List each line holding the string "text".
---- DATASET EXTRACT
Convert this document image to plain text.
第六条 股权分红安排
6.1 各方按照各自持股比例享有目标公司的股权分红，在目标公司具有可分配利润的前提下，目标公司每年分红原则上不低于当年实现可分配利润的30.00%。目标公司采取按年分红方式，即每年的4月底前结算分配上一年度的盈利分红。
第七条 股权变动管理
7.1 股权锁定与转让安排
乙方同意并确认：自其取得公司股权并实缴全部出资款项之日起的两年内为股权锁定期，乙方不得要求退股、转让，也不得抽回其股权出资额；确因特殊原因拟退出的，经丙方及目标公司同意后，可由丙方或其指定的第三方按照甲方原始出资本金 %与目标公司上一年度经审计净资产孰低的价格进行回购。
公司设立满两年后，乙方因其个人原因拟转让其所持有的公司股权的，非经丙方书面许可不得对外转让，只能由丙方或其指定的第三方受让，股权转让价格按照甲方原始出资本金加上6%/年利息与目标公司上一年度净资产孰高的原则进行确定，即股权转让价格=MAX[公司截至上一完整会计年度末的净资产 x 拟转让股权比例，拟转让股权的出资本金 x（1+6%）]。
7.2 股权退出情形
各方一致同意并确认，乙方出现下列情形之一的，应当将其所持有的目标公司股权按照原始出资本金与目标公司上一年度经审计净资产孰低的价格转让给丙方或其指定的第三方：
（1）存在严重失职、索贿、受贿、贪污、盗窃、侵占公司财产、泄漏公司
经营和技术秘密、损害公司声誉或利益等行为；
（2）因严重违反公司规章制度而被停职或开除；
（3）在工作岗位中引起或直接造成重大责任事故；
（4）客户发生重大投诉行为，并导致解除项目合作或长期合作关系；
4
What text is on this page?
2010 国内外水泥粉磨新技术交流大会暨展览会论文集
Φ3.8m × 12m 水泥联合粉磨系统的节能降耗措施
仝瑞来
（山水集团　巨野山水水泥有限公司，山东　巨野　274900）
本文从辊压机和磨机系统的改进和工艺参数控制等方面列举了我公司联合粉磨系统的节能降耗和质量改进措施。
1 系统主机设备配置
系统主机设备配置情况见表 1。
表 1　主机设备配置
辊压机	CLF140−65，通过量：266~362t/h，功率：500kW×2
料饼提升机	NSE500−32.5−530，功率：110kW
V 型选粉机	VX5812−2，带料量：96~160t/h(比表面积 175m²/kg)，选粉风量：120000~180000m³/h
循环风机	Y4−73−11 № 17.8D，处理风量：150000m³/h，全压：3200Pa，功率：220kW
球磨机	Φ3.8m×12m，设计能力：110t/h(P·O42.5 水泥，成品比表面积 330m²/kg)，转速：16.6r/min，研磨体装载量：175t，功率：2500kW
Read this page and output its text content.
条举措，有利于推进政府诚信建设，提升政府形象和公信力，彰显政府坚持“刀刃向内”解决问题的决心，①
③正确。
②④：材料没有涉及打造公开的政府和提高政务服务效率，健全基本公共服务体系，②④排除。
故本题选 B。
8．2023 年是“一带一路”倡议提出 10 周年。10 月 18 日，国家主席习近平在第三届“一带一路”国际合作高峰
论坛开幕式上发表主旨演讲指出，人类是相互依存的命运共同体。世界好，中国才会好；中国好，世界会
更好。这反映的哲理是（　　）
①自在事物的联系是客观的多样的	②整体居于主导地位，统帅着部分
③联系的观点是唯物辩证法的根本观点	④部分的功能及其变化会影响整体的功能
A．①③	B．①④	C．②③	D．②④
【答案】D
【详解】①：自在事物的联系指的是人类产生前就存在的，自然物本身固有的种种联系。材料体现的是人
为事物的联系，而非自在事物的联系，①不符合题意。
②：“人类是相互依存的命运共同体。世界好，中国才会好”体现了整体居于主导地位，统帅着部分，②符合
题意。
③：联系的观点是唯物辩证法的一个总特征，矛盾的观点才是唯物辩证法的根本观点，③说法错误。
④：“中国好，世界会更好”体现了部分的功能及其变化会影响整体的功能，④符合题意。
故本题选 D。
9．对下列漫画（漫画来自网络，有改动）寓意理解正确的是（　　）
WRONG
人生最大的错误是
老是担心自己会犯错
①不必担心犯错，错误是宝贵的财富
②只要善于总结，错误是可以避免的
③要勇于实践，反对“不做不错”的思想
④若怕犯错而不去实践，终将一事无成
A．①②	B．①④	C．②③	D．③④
--------
* [WRITTEN SOLUTION]:
Convert this document image to plain text.
What text is on this page?
Read this page and output its text content.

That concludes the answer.